** BEGIN **
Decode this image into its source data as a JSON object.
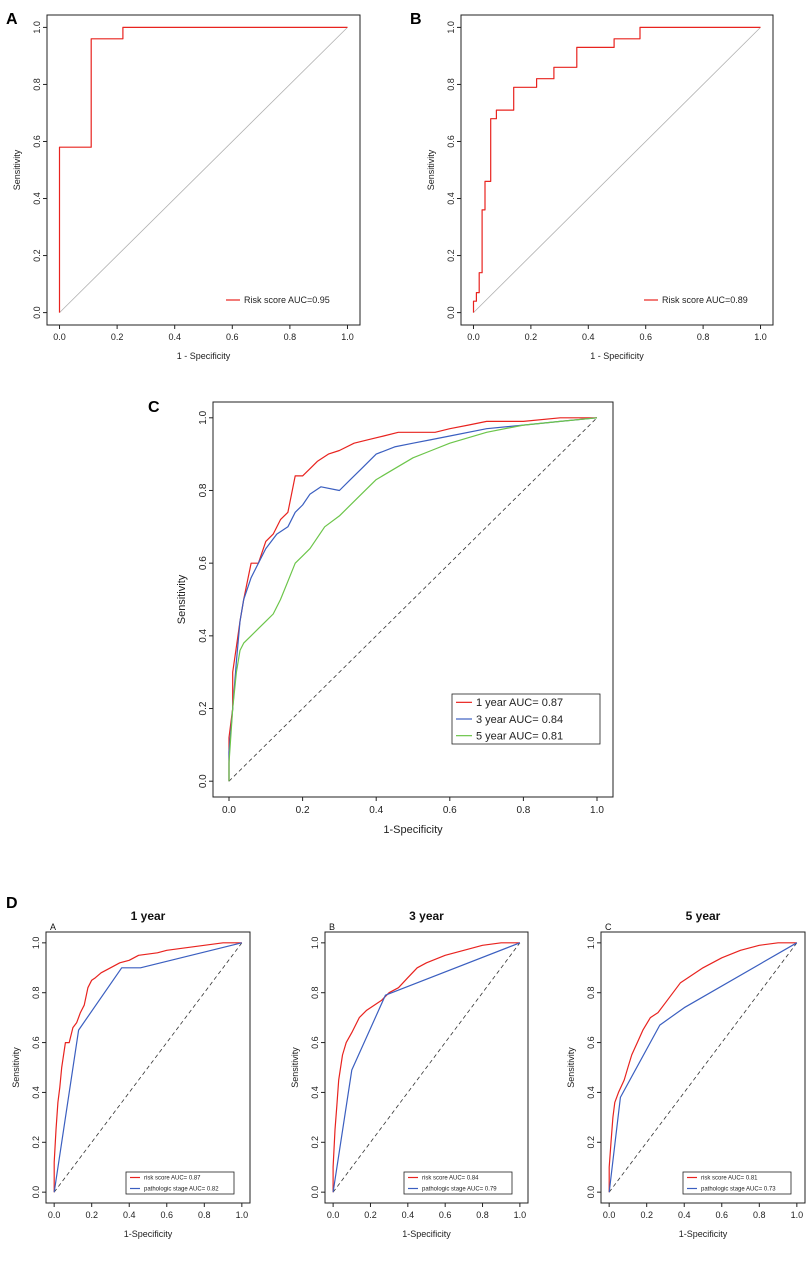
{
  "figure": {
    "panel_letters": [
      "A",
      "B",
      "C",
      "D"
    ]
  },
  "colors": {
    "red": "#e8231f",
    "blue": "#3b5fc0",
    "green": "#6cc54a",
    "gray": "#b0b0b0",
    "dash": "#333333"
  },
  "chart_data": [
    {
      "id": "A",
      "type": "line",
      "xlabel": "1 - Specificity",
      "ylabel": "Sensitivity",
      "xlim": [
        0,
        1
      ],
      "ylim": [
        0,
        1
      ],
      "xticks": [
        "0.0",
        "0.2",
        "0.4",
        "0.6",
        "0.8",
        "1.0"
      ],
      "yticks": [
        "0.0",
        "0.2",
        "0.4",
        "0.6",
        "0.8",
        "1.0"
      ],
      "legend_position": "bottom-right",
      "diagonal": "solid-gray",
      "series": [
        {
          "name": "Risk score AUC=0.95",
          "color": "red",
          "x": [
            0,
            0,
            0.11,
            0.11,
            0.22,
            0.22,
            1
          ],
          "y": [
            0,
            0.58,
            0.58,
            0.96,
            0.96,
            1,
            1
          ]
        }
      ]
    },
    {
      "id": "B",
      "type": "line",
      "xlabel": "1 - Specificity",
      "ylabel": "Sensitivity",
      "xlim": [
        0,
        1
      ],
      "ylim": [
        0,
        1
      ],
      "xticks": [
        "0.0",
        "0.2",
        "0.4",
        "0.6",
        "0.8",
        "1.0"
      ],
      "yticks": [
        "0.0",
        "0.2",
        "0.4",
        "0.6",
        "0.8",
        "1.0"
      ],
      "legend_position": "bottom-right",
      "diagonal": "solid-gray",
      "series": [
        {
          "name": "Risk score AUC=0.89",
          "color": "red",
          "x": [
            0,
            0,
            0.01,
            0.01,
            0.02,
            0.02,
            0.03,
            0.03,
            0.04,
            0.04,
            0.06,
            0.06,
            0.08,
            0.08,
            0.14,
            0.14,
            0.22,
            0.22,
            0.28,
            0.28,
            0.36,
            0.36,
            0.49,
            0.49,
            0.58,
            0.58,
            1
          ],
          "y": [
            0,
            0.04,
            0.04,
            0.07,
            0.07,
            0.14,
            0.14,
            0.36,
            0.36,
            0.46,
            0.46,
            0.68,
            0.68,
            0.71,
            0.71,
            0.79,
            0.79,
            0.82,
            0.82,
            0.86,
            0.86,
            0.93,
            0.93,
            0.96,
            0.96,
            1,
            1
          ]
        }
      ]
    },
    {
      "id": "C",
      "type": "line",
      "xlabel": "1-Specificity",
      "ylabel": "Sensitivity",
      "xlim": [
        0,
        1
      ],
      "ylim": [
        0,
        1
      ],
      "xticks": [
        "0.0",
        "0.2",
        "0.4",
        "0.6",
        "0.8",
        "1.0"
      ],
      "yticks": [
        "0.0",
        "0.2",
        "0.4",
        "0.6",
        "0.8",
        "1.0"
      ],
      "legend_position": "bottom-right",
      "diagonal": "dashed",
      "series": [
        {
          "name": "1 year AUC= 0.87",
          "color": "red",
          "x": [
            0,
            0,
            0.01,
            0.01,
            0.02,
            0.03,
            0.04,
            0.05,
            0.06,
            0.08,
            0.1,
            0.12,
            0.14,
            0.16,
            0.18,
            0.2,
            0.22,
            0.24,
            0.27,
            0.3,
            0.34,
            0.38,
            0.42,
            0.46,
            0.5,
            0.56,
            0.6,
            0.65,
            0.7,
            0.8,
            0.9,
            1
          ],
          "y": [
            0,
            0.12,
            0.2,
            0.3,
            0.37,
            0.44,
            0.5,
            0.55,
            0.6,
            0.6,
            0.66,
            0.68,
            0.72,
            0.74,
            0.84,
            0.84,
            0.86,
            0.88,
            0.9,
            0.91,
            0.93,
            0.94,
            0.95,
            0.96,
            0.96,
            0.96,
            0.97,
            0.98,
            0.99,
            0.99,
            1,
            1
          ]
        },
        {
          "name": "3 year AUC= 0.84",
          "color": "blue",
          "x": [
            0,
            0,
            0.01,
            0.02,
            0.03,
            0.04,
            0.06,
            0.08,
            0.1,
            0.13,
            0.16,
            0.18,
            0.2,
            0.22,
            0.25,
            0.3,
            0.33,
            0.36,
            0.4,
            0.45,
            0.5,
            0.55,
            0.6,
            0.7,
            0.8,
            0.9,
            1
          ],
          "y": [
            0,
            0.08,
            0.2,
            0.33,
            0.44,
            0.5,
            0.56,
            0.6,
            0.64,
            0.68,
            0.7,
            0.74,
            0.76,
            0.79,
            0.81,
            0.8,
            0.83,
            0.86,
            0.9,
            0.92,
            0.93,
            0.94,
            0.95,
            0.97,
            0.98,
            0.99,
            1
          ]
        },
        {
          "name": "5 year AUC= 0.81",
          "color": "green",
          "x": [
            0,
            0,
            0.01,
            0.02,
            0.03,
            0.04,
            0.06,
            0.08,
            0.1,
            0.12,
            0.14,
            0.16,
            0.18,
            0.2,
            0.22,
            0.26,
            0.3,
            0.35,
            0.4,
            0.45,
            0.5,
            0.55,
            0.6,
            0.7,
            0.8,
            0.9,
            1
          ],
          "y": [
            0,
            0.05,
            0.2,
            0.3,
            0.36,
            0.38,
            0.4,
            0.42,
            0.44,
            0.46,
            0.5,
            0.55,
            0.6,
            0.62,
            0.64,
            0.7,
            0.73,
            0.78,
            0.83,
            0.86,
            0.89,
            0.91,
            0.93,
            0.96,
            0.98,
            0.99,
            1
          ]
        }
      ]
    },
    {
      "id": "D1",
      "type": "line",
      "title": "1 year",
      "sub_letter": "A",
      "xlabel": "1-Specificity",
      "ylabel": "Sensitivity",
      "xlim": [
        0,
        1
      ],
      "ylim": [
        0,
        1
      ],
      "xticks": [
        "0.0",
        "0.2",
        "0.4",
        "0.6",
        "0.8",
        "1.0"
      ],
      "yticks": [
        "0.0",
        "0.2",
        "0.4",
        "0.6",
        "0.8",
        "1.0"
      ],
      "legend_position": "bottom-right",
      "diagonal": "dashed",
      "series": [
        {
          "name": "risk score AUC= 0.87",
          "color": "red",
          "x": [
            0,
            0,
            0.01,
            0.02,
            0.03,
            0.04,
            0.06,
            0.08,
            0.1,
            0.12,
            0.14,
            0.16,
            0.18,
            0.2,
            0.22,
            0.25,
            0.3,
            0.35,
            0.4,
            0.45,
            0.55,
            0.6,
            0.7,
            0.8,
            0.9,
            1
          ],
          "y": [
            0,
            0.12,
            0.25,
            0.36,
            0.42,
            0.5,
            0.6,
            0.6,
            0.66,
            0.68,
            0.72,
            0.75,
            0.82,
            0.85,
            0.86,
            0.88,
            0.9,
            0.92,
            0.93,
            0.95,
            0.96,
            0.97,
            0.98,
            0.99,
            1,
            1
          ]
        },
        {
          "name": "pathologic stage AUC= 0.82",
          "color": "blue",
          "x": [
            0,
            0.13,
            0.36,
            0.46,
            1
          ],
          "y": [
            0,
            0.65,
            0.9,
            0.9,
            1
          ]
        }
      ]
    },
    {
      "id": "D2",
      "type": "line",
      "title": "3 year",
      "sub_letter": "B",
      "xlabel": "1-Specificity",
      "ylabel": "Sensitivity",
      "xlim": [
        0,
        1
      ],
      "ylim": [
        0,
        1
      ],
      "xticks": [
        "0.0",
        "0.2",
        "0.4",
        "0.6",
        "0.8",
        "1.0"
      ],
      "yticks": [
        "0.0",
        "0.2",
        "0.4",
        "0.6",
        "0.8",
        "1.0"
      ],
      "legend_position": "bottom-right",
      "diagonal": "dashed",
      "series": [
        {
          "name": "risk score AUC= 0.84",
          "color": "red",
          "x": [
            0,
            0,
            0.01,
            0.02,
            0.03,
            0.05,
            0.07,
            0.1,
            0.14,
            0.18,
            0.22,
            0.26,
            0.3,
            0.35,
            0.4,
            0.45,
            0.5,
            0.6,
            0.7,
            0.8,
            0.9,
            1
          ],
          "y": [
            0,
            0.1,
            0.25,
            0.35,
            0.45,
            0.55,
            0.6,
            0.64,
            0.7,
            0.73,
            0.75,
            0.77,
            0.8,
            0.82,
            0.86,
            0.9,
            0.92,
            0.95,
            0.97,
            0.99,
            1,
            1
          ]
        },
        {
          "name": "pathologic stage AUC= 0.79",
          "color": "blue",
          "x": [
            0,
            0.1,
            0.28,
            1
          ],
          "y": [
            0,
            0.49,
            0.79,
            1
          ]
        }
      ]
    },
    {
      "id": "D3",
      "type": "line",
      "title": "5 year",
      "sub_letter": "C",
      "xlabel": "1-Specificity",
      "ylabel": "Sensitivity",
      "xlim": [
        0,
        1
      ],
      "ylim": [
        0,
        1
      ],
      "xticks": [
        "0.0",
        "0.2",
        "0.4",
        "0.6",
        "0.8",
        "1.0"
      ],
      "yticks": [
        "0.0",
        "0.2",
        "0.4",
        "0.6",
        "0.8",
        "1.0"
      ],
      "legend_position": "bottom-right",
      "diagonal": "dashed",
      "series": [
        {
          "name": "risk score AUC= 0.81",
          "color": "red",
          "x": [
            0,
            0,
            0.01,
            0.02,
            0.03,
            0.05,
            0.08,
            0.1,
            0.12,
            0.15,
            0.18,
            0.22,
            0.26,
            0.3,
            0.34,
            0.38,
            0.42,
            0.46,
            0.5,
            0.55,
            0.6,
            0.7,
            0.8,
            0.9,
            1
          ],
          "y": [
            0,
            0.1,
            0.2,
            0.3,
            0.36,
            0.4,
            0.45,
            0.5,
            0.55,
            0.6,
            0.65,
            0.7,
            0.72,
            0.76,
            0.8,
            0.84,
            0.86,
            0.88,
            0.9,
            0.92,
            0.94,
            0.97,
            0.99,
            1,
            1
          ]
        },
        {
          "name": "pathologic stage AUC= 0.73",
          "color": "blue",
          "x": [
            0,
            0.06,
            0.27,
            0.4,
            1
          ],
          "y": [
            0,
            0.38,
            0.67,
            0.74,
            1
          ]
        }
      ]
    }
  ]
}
** END **
** BEGIN **
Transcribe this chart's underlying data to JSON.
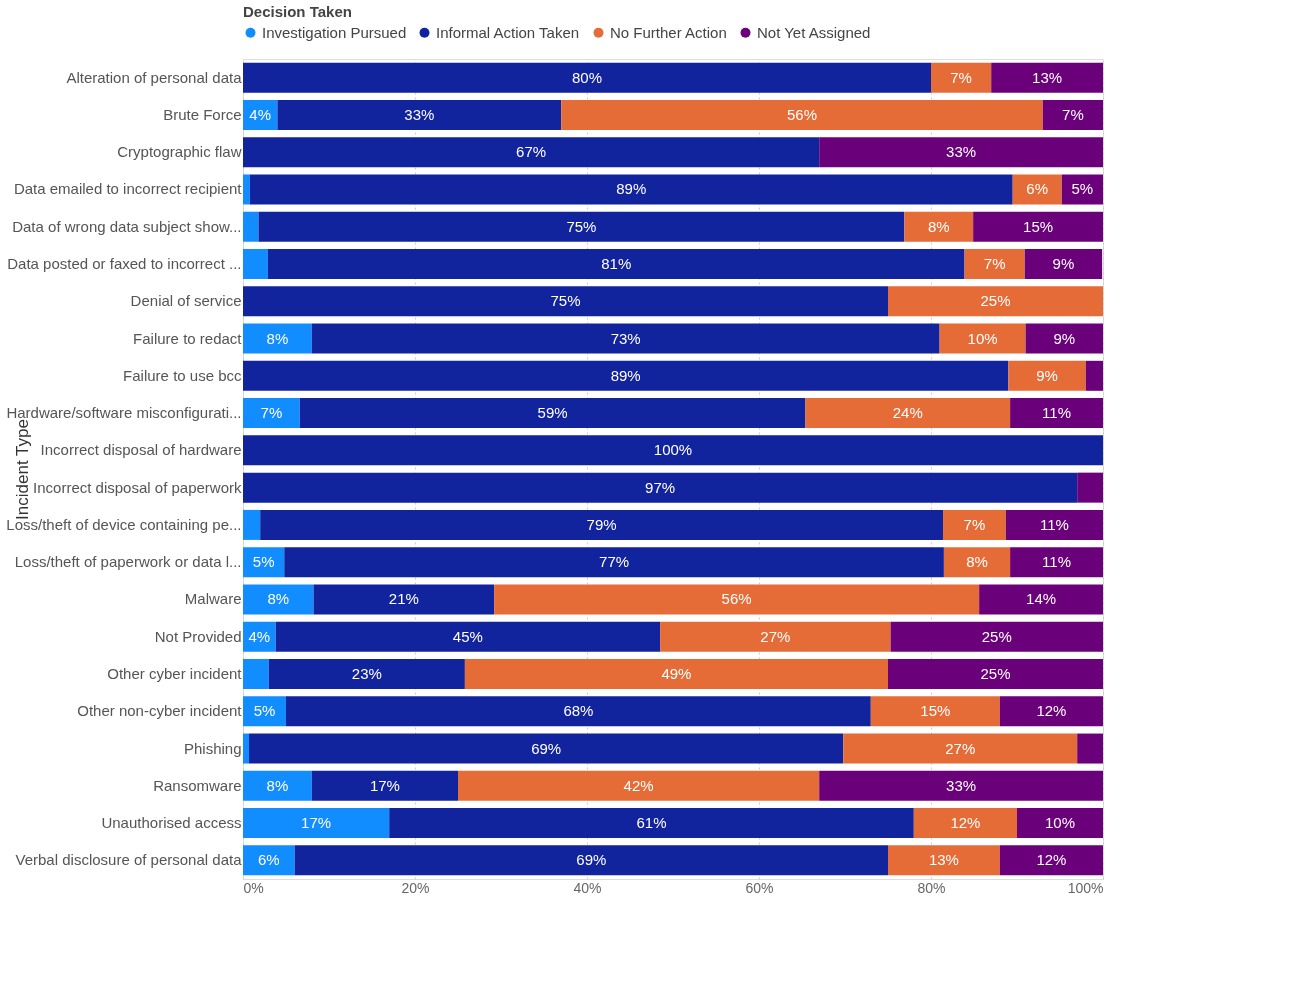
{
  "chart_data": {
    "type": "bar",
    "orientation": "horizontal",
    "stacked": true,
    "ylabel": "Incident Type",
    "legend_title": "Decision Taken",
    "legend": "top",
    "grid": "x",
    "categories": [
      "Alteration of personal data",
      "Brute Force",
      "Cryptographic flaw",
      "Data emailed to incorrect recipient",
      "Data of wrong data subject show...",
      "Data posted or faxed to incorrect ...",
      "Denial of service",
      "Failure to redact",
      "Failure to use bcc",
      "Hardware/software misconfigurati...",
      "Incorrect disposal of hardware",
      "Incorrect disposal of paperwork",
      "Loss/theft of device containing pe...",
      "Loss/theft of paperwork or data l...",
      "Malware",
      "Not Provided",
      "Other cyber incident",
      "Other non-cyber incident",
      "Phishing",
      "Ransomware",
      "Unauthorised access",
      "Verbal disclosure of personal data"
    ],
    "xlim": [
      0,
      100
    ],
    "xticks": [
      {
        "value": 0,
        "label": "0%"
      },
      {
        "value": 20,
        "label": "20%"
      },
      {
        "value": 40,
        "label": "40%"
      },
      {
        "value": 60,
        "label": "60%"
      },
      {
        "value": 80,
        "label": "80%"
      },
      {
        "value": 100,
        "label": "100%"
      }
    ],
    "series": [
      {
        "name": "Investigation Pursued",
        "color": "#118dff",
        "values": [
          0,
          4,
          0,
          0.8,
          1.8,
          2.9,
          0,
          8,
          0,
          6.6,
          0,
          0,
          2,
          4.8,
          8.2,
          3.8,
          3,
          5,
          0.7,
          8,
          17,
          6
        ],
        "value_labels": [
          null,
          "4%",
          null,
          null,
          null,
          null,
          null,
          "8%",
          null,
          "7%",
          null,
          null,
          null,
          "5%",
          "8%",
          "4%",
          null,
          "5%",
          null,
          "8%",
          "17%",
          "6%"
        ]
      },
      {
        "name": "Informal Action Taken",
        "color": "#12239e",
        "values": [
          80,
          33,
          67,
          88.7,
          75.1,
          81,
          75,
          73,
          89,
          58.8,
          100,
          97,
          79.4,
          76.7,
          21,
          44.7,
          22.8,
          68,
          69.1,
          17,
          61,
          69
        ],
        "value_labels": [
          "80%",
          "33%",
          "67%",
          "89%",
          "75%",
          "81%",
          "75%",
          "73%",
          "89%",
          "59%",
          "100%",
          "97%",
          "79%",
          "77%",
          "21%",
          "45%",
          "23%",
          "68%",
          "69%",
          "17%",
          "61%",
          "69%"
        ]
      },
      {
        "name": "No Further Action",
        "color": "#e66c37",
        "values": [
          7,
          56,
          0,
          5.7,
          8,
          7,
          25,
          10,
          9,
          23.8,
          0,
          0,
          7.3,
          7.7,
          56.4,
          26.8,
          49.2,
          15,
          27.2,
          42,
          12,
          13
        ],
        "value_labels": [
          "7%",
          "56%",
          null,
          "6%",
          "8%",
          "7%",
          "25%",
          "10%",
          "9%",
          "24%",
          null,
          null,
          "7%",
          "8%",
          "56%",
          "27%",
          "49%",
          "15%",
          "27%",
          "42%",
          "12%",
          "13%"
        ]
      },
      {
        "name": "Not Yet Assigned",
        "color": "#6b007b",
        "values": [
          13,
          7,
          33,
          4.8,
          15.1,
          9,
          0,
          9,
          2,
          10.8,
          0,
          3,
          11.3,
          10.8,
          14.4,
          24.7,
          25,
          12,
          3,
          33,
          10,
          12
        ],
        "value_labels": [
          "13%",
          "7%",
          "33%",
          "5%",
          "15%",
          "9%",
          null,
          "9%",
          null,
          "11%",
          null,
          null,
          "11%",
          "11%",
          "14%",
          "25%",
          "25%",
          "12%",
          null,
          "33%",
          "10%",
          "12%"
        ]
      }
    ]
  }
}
** END **
### WHAT THE TASK ASKS
Where a line above includes "JSON", copy that line.

### EXERCISE OUTPUT
Decode this image into its source data as a JSON object.
Transcribe this chart's underlying data to JSON.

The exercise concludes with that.